Aim of the exercise —
In the entries below, find the lines with the word "puntos" and copy them.

Material for the task —
────────────────

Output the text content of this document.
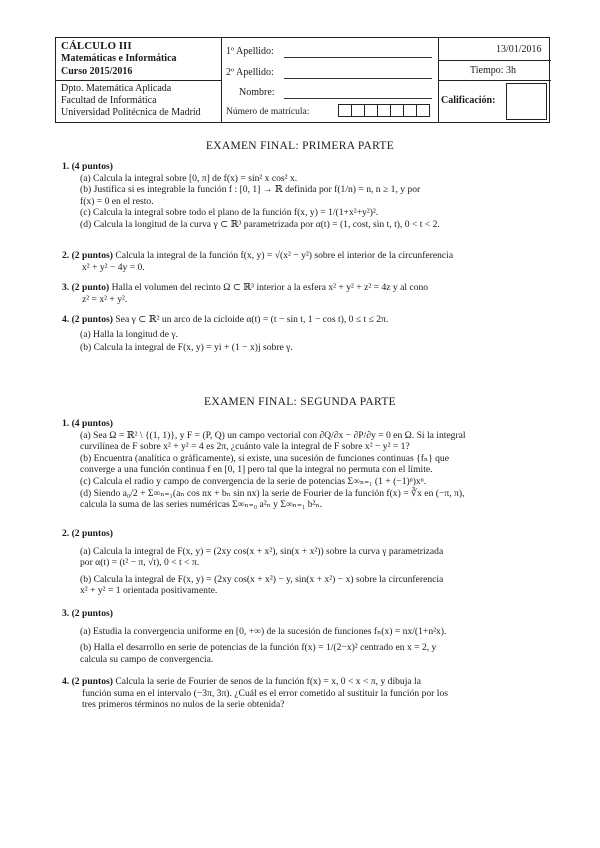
CÁLCULO III
Matemáticas e Informática
Curso 2015/2016
Dpto. Matemática Aplicada
Facultad de Informática
Universidad Politécnica de Madrid
1º Apellido:
2º Apellido:
Nombre:
Número de matrícula:
13/01/2016
Tiempo: 3h
Calificación:
EXAMEN FINAL: PRIMERA PARTE
1. (4 puntos)
(a) Calcula la integral sobre [0, π] de f(x) = sin² x cos² x.
(b) Justifica si es integrable la función f : [0, 1] → ℝ definida por f(1/n) = n, n ≥ 1, y por
f(x) = 0 en el resto.
(c) Calcula la integral sobre todo el plano de la función f(x, y) = 1/(1+x²+y²)².
(d) Calcula la longitud de la curva γ ⊂ ℝ³ parametrizada por α(t) = (1, cost, sin t, t), 0 < t < 2.
2. (2 puntos) Calcula la integral de la función f(x, y) = √(x² − y²) sobre el interior de la circunferencia
x² + y² − 4y = 0.
3. (2 punto) Halla el volumen del recinto Ω ⊂ ℝ³ interior a la esfera x² + y² + z² = 4z y al cono
z² = x² + y².
4. (2 puntos) Sea γ ⊂ ℝ² un arco de la cicloide α(t) = (t − sin t, 1 − cos t), 0 ≤ t ≤ 2π.
(a) Halla la longitud de γ.
(b) Calcula la integral de F(x, y) = yi + (1 − x)j sobre γ.
EXAMEN FINAL: SEGUNDA PARTE
1. (4 puntos)
(a) Sea Ω = ℝ² \ {(1, 1)}, y F = (P, Q) un campo vectorial con ∂Q/∂x − ∂P/∂y = 0 en Ω. Si la integral
curvilínea de F sobre x² + y² = 4 es 2π, ¿cuánto vale la integral de F sobre x² − y² = 1?
(b) Encuentra (analítica o gráficamente), si existe, una sucesión de funciones continuas {fₙ} que
converge a una función continua f en [0, 1] pero tal que la integral no permuta con el límite.
(c) Calcula el radio y campo de convergencia de la serie de potencias Σ∞ₙ₌₁ (1 + (−1)ⁿ)xⁿ.
(d) Siendo a₀/2 + Σ∞ₙ₌₁(aₙ cos nx + bₙ sin nx) la serie de Fourier de la función f(x) = ∛x en (−π, π),
calcula la suma de las series numéricas Σ∞ₙ₌₀ a²ₙ y Σ∞ₙ₌₁ b²ₙ.
2. (2 puntos)
(a) Calcula la integral de F(x, y) = (2xy cos(x + x²), sin(x + x²)) sobre la curva γ parametrizada
por α(t) = (t² − π, √t), 0 < t < π.
(b) Calcula la integral de F(x, y) = (2xy cos(x + x²) − y, sin(x + x²) − x) sobre la circunferencia
x² + y² = 1 orientada positivamente.
3. (2 puntos)
(a) Estudia la convergencia uniforme en [0, +∞) de la sucesión de funciones fₙ(x) = nx/(1+n²x).
(b) Halla el desarrollo en serie de potencias de la función f(x) = 1/(2−x)² centrado en x = 2, y
calcula su campo de convergencia.
4. (2 puntos) Calcula la serie de Fourier de senos de la función f(x) = x, 0 < x < π, y dibuja la
función suma en el intervalo (−3π, 3π). ¿Cuál es el error cometido al sustituir la función por los
tres primeros términos no nulos de la serie obtenida?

────────────────

Completed task —
1. (4 puntos)
2. (2 puntos) Calcula la integral de la función f(x, y) = √(x² − y²) sobre el interior de la circunferencia
4. (2 puntos) Sea γ ⊂ ℝ² un arco de la cicloide α(t) = (t − sin t, 1 − cos t), 0 ≤ t ≤ 2π.
1. (4 puntos)
2. (2 puntos)
3. (2 puntos)
4. (2 puntos) Calcula la serie de Fourier de senos de la función f(x) = x, 0 < x < π, y dibuja la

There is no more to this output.